→ **Data records**
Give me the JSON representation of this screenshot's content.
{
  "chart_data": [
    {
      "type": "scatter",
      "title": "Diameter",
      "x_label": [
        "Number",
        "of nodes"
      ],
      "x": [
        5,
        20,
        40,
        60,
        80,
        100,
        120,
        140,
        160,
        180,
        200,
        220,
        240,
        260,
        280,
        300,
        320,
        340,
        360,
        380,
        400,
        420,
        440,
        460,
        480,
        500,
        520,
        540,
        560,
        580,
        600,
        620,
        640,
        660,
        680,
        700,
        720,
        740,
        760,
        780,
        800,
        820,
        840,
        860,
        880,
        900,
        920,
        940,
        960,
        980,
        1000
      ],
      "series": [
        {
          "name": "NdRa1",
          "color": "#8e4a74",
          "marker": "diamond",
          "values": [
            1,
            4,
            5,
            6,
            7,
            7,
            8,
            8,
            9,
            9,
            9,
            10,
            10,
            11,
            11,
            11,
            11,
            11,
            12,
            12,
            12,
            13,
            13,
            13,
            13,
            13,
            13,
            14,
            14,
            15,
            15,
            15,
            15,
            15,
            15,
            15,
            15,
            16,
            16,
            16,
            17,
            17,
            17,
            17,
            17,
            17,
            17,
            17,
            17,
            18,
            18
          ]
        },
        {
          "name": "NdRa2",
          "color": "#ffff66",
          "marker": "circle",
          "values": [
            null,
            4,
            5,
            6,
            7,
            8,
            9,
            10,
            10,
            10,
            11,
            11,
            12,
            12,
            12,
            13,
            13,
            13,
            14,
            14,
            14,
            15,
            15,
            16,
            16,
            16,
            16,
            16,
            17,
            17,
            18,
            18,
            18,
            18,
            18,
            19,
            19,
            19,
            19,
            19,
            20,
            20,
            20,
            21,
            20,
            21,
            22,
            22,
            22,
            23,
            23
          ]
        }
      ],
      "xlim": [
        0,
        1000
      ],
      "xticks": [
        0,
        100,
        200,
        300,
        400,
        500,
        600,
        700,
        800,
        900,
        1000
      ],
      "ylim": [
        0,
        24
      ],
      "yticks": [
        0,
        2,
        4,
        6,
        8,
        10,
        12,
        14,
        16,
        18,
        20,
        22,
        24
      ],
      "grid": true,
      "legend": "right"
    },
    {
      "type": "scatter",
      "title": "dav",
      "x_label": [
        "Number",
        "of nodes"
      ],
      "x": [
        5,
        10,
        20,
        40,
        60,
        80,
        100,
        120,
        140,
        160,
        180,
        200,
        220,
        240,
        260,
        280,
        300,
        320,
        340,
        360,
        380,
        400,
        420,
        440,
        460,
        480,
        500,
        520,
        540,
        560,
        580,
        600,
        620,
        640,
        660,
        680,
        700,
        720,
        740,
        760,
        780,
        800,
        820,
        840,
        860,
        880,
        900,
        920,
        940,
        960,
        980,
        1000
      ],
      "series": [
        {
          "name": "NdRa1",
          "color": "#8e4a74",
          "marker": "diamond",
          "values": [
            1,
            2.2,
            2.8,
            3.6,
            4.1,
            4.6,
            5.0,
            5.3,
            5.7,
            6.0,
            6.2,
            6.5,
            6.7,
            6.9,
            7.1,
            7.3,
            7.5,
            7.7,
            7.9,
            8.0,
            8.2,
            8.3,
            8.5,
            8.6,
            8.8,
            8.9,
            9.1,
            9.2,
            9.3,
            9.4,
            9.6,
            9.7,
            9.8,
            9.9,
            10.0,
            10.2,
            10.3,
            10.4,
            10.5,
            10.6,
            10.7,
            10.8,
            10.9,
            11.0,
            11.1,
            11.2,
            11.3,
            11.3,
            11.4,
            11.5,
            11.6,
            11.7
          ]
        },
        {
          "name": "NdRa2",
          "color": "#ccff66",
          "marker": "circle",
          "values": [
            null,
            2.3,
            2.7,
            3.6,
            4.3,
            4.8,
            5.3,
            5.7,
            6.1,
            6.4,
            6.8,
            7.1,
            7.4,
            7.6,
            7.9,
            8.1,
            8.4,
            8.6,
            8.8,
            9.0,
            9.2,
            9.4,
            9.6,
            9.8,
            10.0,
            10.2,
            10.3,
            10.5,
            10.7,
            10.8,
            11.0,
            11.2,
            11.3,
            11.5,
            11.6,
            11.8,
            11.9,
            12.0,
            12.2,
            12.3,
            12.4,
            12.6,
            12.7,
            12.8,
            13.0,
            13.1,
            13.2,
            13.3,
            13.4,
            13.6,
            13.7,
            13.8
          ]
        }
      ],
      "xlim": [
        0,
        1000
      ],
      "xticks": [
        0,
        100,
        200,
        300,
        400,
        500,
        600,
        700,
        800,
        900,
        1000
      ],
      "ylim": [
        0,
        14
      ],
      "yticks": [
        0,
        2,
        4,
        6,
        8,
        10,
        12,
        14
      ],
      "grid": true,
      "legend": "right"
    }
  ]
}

→ **EXERCISE OBJECTIVE**
Make an exact copy of the material above.

→ **EXERCISE RESULT**
Give me the JSON representation of this screenshot's content.
{
  "chart_data": [
    {
      "type": "scatter",
      "title": "Diameter",
      "x_label": [
        "Number",
        "of nodes"
      ],
      "x": [
        5,
        20,
        40,
        60,
        80,
        100,
        120,
        140,
        160,
        180,
        200,
        220,
        240,
        260,
        280,
        300,
        320,
        340,
        360,
        380,
        400,
        420,
        440,
        460,
        480,
        500,
        520,
        540,
        560,
        580,
        600,
        620,
        640,
        660,
        680,
        700,
        720,
        740,
        760,
        780,
        800,
        820,
        840,
        860,
        880,
        900,
        920,
        940,
        960,
        980,
        1000
      ],
      "series": [
        {
          "name": "NdRa1",
          "color": "#8e4a74",
          "marker": "diamond",
          "values": [
            1,
            4,
            5,
            6,
            7,
            7,
            8,
            8,
            9,
            9,
            9,
            10,
            10,
            11,
            11,
            11,
            11,
            11,
            12,
            12,
            12,
            13,
            13,
            13,
            13,
            13,
            13,
            14,
            14,
            15,
            15,
            15,
            15,
            15,
            15,
            15,
            15,
            16,
            16,
            16,
            17,
            17,
            17,
            17,
            17,
            17,
            17,
            17,
            17,
            18,
            18
          ]
        },
        {
          "name": "NdRa2",
          "color": "#ffff66",
          "marker": "circle",
          "values": [
            null,
            4,
            5,
            6,
            7,
            8,
            9,
            10,
            10,
            10,
            11,
            11,
            12,
            12,
            12,
            13,
            13,
            13,
            14,
            14,
            14,
            15,
            15,
            16,
            16,
            16,
            16,
            16,
            17,
            17,
            18,
            18,
            18,
            18,
            18,
            19,
            19,
            19,
            19,
            19,
            20,
            20,
            20,
            21,
            20,
            21,
            22,
            22,
            22,
            23,
            23
          ]
        }
      ],
      "xlim": [
        0,
        1000
      ],
      "xticks": [
        0,
        100,
        200,
        300,
        400,
        500,
        600,
        700,
        800,
        900,
        1000
      ],
      "ylim": [
        0,
        24
      ],
      "yticks": [
        0,
        2,
        4,
        6,
        8,
        10,
        12,
        14,
        16,
        18,
        20,
        22,
        24
      ],
      "grid": true,
      "legend": "right"
    },
    {
      "type": "scatter",
      "title": "dav",
      "x_label": [
        "Number",
        "of nodes"
      ],
      "x": [
        5,
        10,
        20,
        40,
        60,
        80,
        100,
        120,
        140,
        160,
        180,
        200,
        220,
        240,
        260,
        280,
        300,
        320,
        340,
        360,
        380,
        400,
        420,
        440,
        460,
        480,
        500,
        520,
        540,
        560,
        580,
        600,
        620,
        640,
        660,
        680,
        700,
        720,
        740,
        760,
        780,
        800,
        820,
        840,
        860,
        880,
        900,
        920,
        940,
        960,
        980,
        1000
      ],
      "series": [
        {
          "name": "NdRa1",
          "color": "#8e4a74",
          "marker": "diamond",
          "values": [
            1,
            2.2,
            2.8,
            3.6,
            4.1,
            4.6,
            5.0,
            5.3,
            5.7,
            6.0,
            6.2,
            6.5,
            6.7,
            6.9,
            7.1,
            7.3,
            7.5,
            7.7,
            7.9,
            8.0,
            8.2,
            8.3,
            8.5,
            8.6,
            8.8,
            8.9,
            9.1,
            9.2,
            9.3,
            9.4,
            9.6,
            9.7,
            9.8,
            9.9,
            10.0,
            10.2,
            10.3,
            10.4,
            10.5,
            10.6,
            10.7,
            10.8,
            10.9,
            11.0,
            11.1,
            11.2,
            11.3,
            11.3,
            11.4,
            11.5,
            11.6,
            11.7
          ]
        },
        {
          "name": "NdRa2",
          "color": "#ccff66",
          "marker": "circle",
          "values": [
            null,
            2.3,
            2.7,
            3.6,
            4.3,
            4.8,
            5.3,
            5.7,
            6.1,
            6.4,
            6.8,
            7.1,
            7.4,
            7.6,
            7.9,
            8.1,
            8.4,
            8.6,
            8.8,
            9.0,
            9.2,
            9.4,
            9.6,
            9.8,
            10.0,
            10.2,
            10.3,
            10.5,
            10.7,
            10.8,
            11.0,
            11.2,
            11.3,
            11.5,
            11.6,
            11.8,
            11.9,
            12.0,
            12.2,
            12.3,
            12.4,
            12.6,
            12.7,
            12.8,
            13.0,
            13.1,
            13.2,
            13.3,
            13.4,
            13.6,
            13.7,
            13.8
          ]
        }
      ],
      "xlim": [
        0,
        1000
      ],
      "xticks": [
        0,
        100,
        200,
        300,
        400,
        500,
        600,
        700,
        800,
        900,
        1000
      ],
      "ylim": [
        0,
        14
      ],
      "yticks": [
        0,
        2,
        4,
        6,
        8,
        10,
        12,
        14
      ],
      "grid": true,
      "legend": "right"
    }
  ]
}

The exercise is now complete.